= Exercise requirements =
Among the entries that follow, tally the lines with the string "cervical". Give no more than the number.

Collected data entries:

= = = = =

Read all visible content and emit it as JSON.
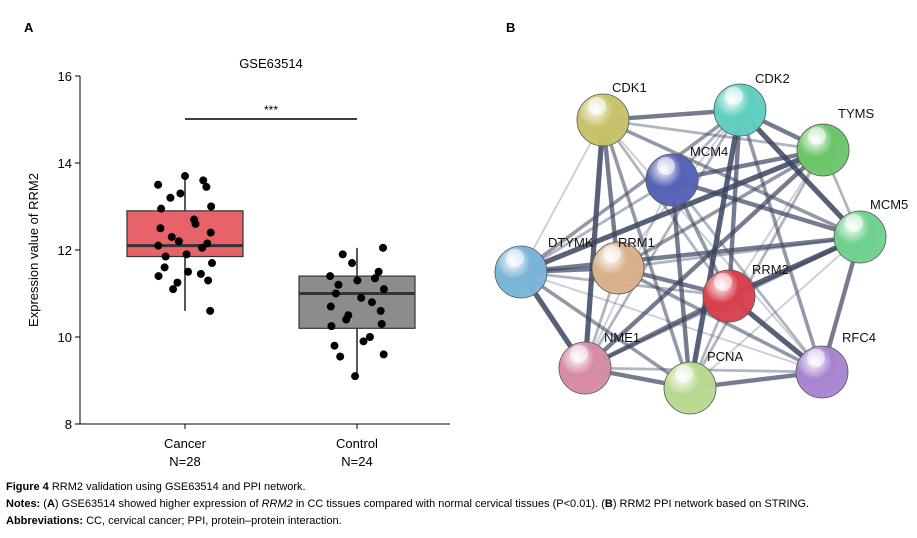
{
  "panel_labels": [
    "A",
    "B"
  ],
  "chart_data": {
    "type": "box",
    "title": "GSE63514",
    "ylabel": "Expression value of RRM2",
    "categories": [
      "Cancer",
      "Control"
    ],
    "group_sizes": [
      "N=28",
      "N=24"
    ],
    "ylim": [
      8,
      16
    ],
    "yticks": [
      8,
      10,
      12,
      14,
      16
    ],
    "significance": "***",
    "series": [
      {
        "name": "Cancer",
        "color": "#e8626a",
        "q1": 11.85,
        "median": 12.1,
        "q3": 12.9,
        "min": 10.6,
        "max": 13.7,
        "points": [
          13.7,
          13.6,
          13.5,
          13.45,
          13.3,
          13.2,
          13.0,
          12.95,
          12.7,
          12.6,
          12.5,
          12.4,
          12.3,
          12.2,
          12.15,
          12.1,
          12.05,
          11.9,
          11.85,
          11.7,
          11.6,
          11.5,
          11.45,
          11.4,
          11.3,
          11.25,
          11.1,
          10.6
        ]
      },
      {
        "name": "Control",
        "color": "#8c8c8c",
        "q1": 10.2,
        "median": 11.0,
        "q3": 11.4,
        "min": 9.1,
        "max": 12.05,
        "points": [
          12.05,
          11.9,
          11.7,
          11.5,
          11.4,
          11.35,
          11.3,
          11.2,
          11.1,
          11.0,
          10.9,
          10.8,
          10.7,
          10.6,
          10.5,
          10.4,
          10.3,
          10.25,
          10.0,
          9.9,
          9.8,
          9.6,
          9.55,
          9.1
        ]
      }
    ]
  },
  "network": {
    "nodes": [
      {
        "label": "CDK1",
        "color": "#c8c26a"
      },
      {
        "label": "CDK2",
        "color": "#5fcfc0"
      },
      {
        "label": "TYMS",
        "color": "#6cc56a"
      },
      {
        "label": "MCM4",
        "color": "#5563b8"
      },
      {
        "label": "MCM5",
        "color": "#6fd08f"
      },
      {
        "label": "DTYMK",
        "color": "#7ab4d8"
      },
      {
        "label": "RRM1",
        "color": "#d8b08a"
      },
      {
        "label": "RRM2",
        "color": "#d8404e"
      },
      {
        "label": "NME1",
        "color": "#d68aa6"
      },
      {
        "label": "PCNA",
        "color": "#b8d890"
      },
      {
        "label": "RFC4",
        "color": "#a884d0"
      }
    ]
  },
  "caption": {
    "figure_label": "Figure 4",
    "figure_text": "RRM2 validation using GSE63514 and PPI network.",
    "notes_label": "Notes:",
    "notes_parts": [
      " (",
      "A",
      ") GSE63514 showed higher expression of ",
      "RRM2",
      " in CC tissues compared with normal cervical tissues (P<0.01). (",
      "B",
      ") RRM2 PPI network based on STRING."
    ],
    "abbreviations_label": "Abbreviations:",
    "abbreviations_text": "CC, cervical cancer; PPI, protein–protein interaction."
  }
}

= = = = =

= The completed task =
2